> _The task_: Find the lines that include the string "annotation" and report how many there are. Give no other text.

......

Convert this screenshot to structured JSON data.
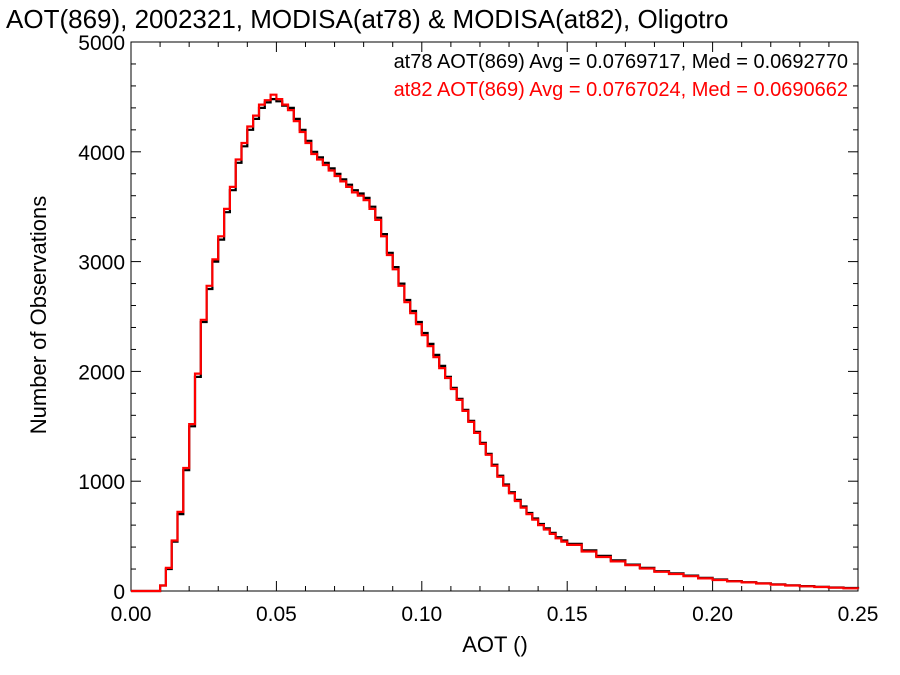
{
  "chart_data": {
    "type": "line",
    "title": "AOT(869), 2002321, MODISA(at78) & MODISA(at82), Oligotro",
    "xlabel": "AOT ()",
    "ylabel": "Number of Observations",
    "xlim": [
      0.0,
      0.25
    ],
    "ylim": [
      0,
      5000
    ],
    "xticks": [
      0.0,
      0.05,
      0.1,
      0.15,
      0.2,
      0.25
    ],
    "xtick_labels": [
      "0.00",
      "0.05",
      "0.10",
      "0.15",
      "0.20",
      "0.25"
    ],
    "yticks": [
      0,
      1000,
      2000,
      3000,
      4000,
      5000
    ],
    "ytick_labels": [
      "0",
      "1000",
      "2000",
      "3000",
      "4000",
      "5000"
    ],
    "grid": false,
    "step": true,
    "series": [
      {
        "name": "at78",
        "color": "#000000",
        "annotation": "at78 AOT(869) Avg = 0.0769717, Med = 0.0692770",
        "points": [
          [
            0.0,
            0
          ],
          [
            0.008,
            0
          ],
          [
            0.01,
            50
          ],
          [
            0.012,
            200
          ],
          [
            0.014,
            450
          ],
          [
            0.016,
            700
          ],
          [
            0.018,
            1100
          ],
          [
            0.02,
            1500
          ],
          [
            0.022,
            1950
          ],
          [
            0.024,
            2450
          ],
          [
            0.026,
            2750
          ],
          [
            0.028,
            3000
          ],
          [
            0.03,
            3200
          ],
          [
            0.032,
            3450
          ],
          [
            0.034,
            3650
          ],
          [
            0.036,
            3900
          ],
          [
            0.038,
            4050
          ],
          [
            0.04,
            4200
          ],
          [
            0.042,
            4300
          ],
          [
            0.044,
            4400
          ],
          [
            0.046,
            4450
          ],
          [
            0.048,
            4480
          ],
          [
            0.05,
            4460
          ],
          [
            0.052,
            4420
          ],
          [
            0.054,
            4400
          ],
          [
            0.056,
            4300
          ],
          [
            0.058,
            4200
          ],
          [
            0.06,
            4100
          ],
          [
            0.062,
            4000
          ],
          [
            0.064,
            3950
          ],
          [
            0.066,
            3900
          ],
          [
            0.068,
            3850
          ],
          [
            0.07,
            3800
          ],
          [
            0.072,
            3750
          ],
          [
            0.074,
            3700
          ],
          [
            0.076,
            3650
          ],
          [
            0.078,
            3620
          ],
          [
            0.08,
            3580
          ],
          [
            0.082,
            3500
          ],
          [
            0.084,
            3400
          ],
          [
            0.086,
            3250
          ],
          [
            0.088,
            3080
          ],
          [
            0.09,
            2950
          ],
          [
            0.092,
            2800
          ],
          [
            0.094,
            2650
          ],
          [
            0.096,
            2550
          ],
          [
            0.098,
            2450
          ],
          [
            0.1,
            2350
          ],
          [
            0.102,
            2250
          ],
          [
            0.104,
            2150
          ],
          [
            0.106,
            2050
          ],
          [
            0.108,
            1950
          ],
          [
            0.11,
            1850
          ],
          [
            0.112,
            1750
          ],
          [
            0.114,
            1650
          ],
          [
            0.116,
            1550
          ],
          [
            0.118,
            1450
          ],
          [
            0.12,
            1350
          ],
          [
            0.122,
            1250
          ],
          [
            0.124,
            1150
          ],
          [
            0.126,
            1050
          ],
          [
            0.128,
            970
          ],
          [
            0.13,
            900
          ],
          [
            0.132,
            830
          ],
          [
            0.134,
            770
          ],
          [
            0.136,
            710
          ],
          [
            0.138,
            660
          ],
          [
            0.14,
            610
          ],
          [
            0.142,
            570
          ],
          [
            0.144,
            530
          ],
          [
            0.146,
            490
          ],
          [
            0.148,
            460
          ],
          [
            0.15,
            430
          ],
          [
            0.155,
            370
          ],
          [
            0.16,
            320
          ],
          [
            0.165,
            280
          ],
          [
            0.17,
            240
          ],
          [
            0.175,
            210
          ],
          [
            0.18,
            180
          ],
          [
            0.185,
            160
          ],
          [
            0.19,
            140
          ],
          [
            0.195,
            120
          ],
          [
            0.2,
            105
          ],
          [
            0.205,
            90
          ],
          [
            0.21,
            80
          ],
          [
            0.215,
            70
          ],
          [
            0.22,
            60
          ],
          [
            0.225,
            52
          ],
          [
            0.23,
            45
          ],
          [
            0.235,
            38
          ],
          [
            0.24,
            32
          ],
          [
            0.245,
            27
          ],
          [
            0.25,
            22
          ]
        ]
      },
      {
        "name": "at82",
        "color": "#ff0000",
        "annotation": "at82 AOT(869) Avg = 0.0767024, Med = 0.0690662",
        "points": [
          [
            0.0,
            0
          ],
          [
            0.008,
            0
          ],
          [
            0.01,
            50
          ],
          [
            0.012,
            210
          ],
          [
            0.014,
            460
          ],
          [
            0.016,
            720
          ],
          [
            0.018,
            1120
          ],
          [
            0.02,
            1520
          ],
          [
            0.022,
            1980
          ],
          [
            0.024,
            2470
          ],
          [
            0.026,
            2780
          ],
          [
            0.028,
            3020
          ],
          [
            0.03,
            3230
          ],
          [
            0.032,
            3480
          ],
          [
            0.034,
            3680
          ],
          [
            0.036,
            3930
          ],
          [
            0.038,
            4080
          ],
          [
            0.04,
            4230
          ],
          [
            0.042,
            4330
          ],
          [
            0.044,
            4430
          ],
          [
            0.046,
            4470
          ],
          [
            0.048,
            4520
          ],
          [
            0.05,
            4480
          ],
          [
            0.052,
            4430
          ],
          [
            0.054,
            4380
          ],
          [
            0.056,
            4280
          ],
          [
            0.058,
            4180
          ],
          [
            0.06,
            4080
          ],
          [
            0.062,
            3980
          ],
          [
            0.064,
            3930
          ],
          [
            0.066,
            3880
          ],
          [
            0.068,
            3830
          ],
          [
            0.07,
            3780
          ],
          [
            0.072,
            3730
          ],
          [
            0.074,
            3680
          ],
          [
            0.076,
            3630
          ],
          [
            0.078,
            3600
          ],
          [
            0.08,
            3560
          ],
          [
            0.082,
            3480
          ],
          [
            0.084,
            3380
          ],
          [
            0.086,
            3230
          ],
          [
            0.088,
            3060
          ],
          [
            0.09,
            2930
          ],
          [
            0.092,
            2780
          ],
          [
            0.094,
            2630
          ],
          [
            0.096,
            2530
          ],
          [
            0.098,
            2430
          ],
          [
            0.1,
            2330
          ],
          [
            0.102,
            2230
          ],
          [
            0.104,
            2130
          ],
          [
            0.106,
            2030
          ],
          [
            0.108,
            1940
          ],
          [
            0.11,
            1840
          ],
          [
            0.112,
            1740
          ],
          [
            0.114,
            1640
          ],
          [
            0.116,
            1540
          ],
          [
            0.118,
            1440
          ],
          [
            0.12,
            1340
          ],
          [
            0.122,
            1240
          ],
          [
            0.124,
            1140
          ],
          [
            0.126,
            1040
          ],
          [
            0.128,
            960
          ],
          [
            0.13,
            890
          ],
          [
            0.132,
            820
          ],
          [
            0.134,
            760
          ],
          [
            0.136,
            700
          ],
          [
            0.138,
            650
          ],
          [
            0.14,
            600
          ],
          [
            0.142,
            560
          ],
          [
            0.144,
            520
          ],
          [
            0.146,
            480
          ],
          [
            0.148,
            450
          ],
          [
            0.15,
            420
          ],
          [
            0.155,
            360
          ],
          [
            0.16,
            310
          ],
          [
            0.165,
            270
          ],
          [
            0.17,
            235
          ],
          [
            0.175,
            205
          ],
          [
            0.18,
            175
          ],
          [
            0.185,
            155
          ],
          [
            0.19,
            135
          ],
          [
            0.195,
            115
          ],
          [
            0.2,
            100
          ],
          [
            0.205,
            88
          ],
          [
            0.21,
            78
          ],
          [
            0.215,
            68
          ],
          [
            0.22,
            58
          ],
          [
            0.225,
            50
          ],
          [
            0.23,
            43
          ],
          [
            0.235,
            36
          ],
          [
            0.24,
            30
          ],
          [
            0.245,
            25
          ],
          [
            0.25,
            20
          ]
        ]
      }
    ]
  }
}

......

> _Reply to the exercise_: 2